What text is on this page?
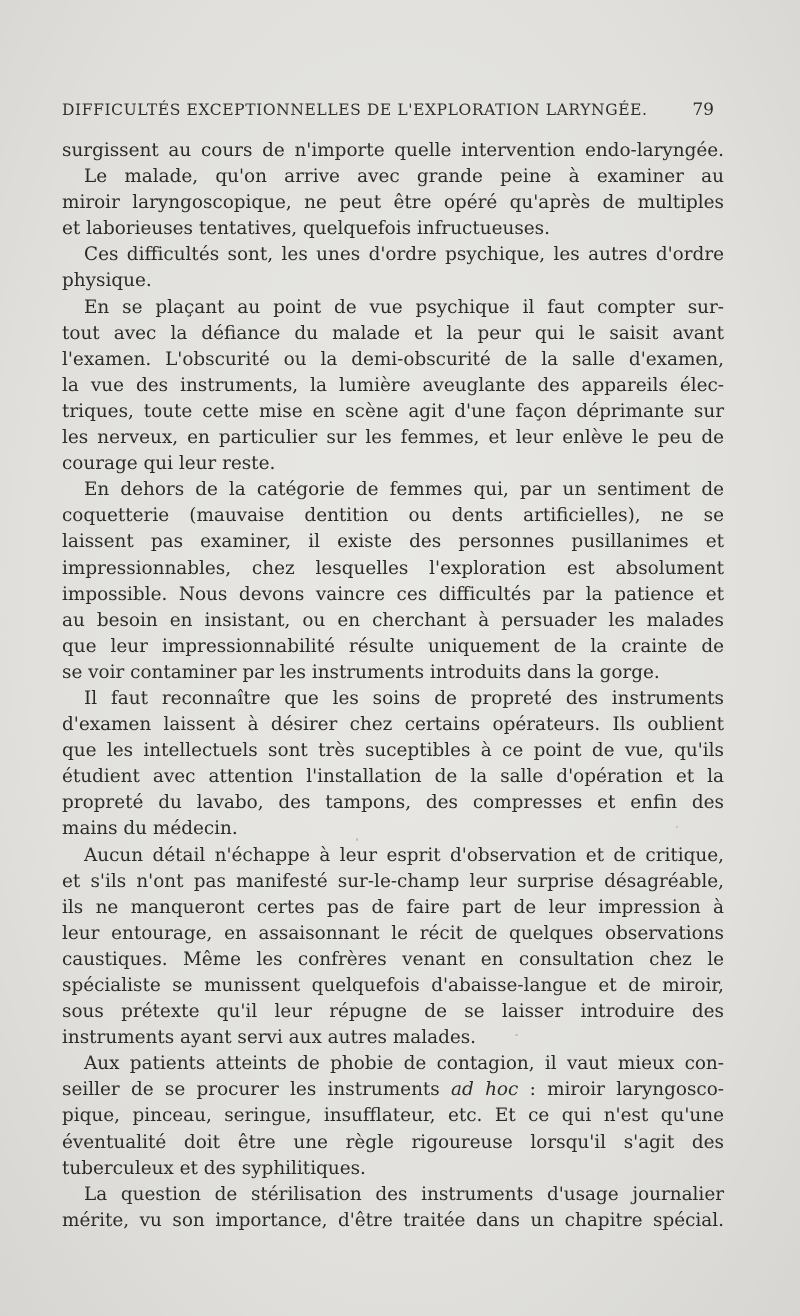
DIFFICULTÉS EXCEPTIONNELLES DE L'EXPLORATION LARYNGÉE.	79
surgissent au cours de n'importe quelle intervention endo-laryngée.
Le malade, qu'on arrive avec grande peine à examiner au
miroir laryngoscopique, ne peut être opéré qu'après de multiples
et laborieuses tentatives, quelquefois infructueuses.
Ces difficultés sont, les unes d'ordre psychique, les autres d'ordre
physique.
En se plaçant au point de vue psychique il faut compter sur-
tout avec la défiance du malade et la peur qui le saisit avant
l'examen. L'obscurité ou la demi-obscurité de la salle d'examen,
la vue des instruments, la lumière aveuglante des appareils élec-
triques, toute cette mise en scène agit d'une façon déprimante sur
les nerveux, en particulier sur les femmes, et leur enlève le peu de
courage qui leur reste.
En dehors de la catégorie de femmes qui, par un sentiment de
coquetterie (mauvaise dentition ou dents artificielles), ne se
laissent pas examiner, il existe des personnes pusillanimes et
impressionnables, chez lesquelles l'exploration est absolument
impossible. Nous devons vaincre ces difficultés par la patience et
au besoin en insistant, ou en cherchant à persuader les malades
que leur impressionnabilité résulte uniquement de la crainte de
se voir contaminer par les instruments introduits dans la gorge.
Il faut reconnaître que les soins de propreté des instruments
d'examen laissent à désirer chez certains opérateurs. Ils oublient
que les intellectuels sont très suceptibles à ce point de vue, qu'ils
étudient avec attention l'installation de la salle d'opération et la
propreté du lavabo, des tampons, des compresses et enfin des
mains du médecin.
Aucun détail n'échappe à leur esprit d'observation et de critique,
et s'ils n'ont pas manifesté sur-le-champ leur surprise désagréable,
ils ne manqueront certes pas de faire part de leur impression à
leur entourage, en assaisonnant le récit de quelques observations
caustiques. Même les confrères venant en consultation chez le
spécialiste se munissent quelquefois d'abaisse-langue et de miroir,
sous prétexte qu'il leur répugne de se laisser introduire des
instruments ayant servi aux autres malades.
Aux patients atteints de phobie de contagion, il vaut mieux con-
seiller de se procurer les instruments ad hoc : miroir laryngosco-
pique, pinceau, seringue, insufflateur, etc. Et ce qui n'est qu'une
éventualité doit être une règle rigoureuse lorsqu'il s'agit des
tuberculeux et des syphilitiques.
La question de stérilisation des instruments d'usage journalier
mérite, vu son importance, d'être traitée dans un chapitre spécial.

________________________

Your task: Give the records back exactly, with no pictures.

Completed exercise:
What text is on this page?
DIFFICULTÉS EXCEPTIONNELLES DE L'EXPLORATION LARYNGÉE.	79
surgissent au cours de n'importe quelle intervention endo-laryngée.
Le malade, qu'on arrive avec grande peine à examiner au
miroir laryngoscopique, ne peut être opéré qu'après de multiples
et laborieuses tentatives, quelquefois infructueuses.
Ces difficultés sont, les unes d'ordre psychique, les autres d'ordre
physique.
En se plaçant au point de vue psychique il faut compter sur-
tout avec la défiance du malade et la peur qui le saisit avant
l'examen. L'obscurité ou la demi-obscurité de la salle d'examen,
la vue des instruments, la lumière aveuglante des appareils élec-
triques, toute cette mise en scène agit d'une façon déprimante sur
les nerveux, en particulier sur les femmes, et leur enlève le peu de
courage qui leur reste.
En dehors de la catégorie de femmes qui, par un sentiment de
coquetterie (mauvaise dentition ou dents artificielles), ne se
laissent pas examiner, il existe des personnes pusillanimes et
impressionnables, chez lesquelles l'exploration est absolument
impossible. Nous devons vaincre ces difficultés par la patience et
au besoin en insistant, ou en cherchant à persuader les malades
que leur impressionnabilité résulte uniquement de la crainte de
se voir contaminer par les instruments introduits dans la gorge.
Il faut reconnaître que les soins de propreté des instruments
d'examen laissent à désirer chez certains opérateurs. Ils oublient
que les intellectuels sont très suceptibles à ce point de vue, qu'ils
étudient avec attention l'installation de la salle d'opération et la
propreté du lavabo, des tampons, des compresses et enfin des
mains du médecin.
Aucun détail n'échappe à leur esprit d'observation et de critique,
et s'ils n'ont pas manifesté sur-le-champ leur surprise désagréable,
ils ne manqueront certes pas de faire part de leur impression à
leur entourage, en assaisonnant le récit de quelques observations
caustiques. Même les confrères venant en consultation chez le
spécialiste se munissent quelquefois d'abaisse-langue et de miroir,
sous prétexte qu'il leur répugne de se laisser introduire des
instruments ayant servi aux autres malades.
Aux patients atteints de phobie de contagion, il vaut mieux con-
seiller de se procurer les instruments ad hoc : miroir laryngosco-
pique, pinceau, seringue, insufflateur, etc. Et ce qui n'est qu'une
éventualité doit être une règle rigoureuse lorsqu'il s'agit des
tuberculeux et des syphilitiques.
La question de stérilisation des instruments d'usage journalier
mérite, vu son importance, d'être traitée dans un chapitre spécial.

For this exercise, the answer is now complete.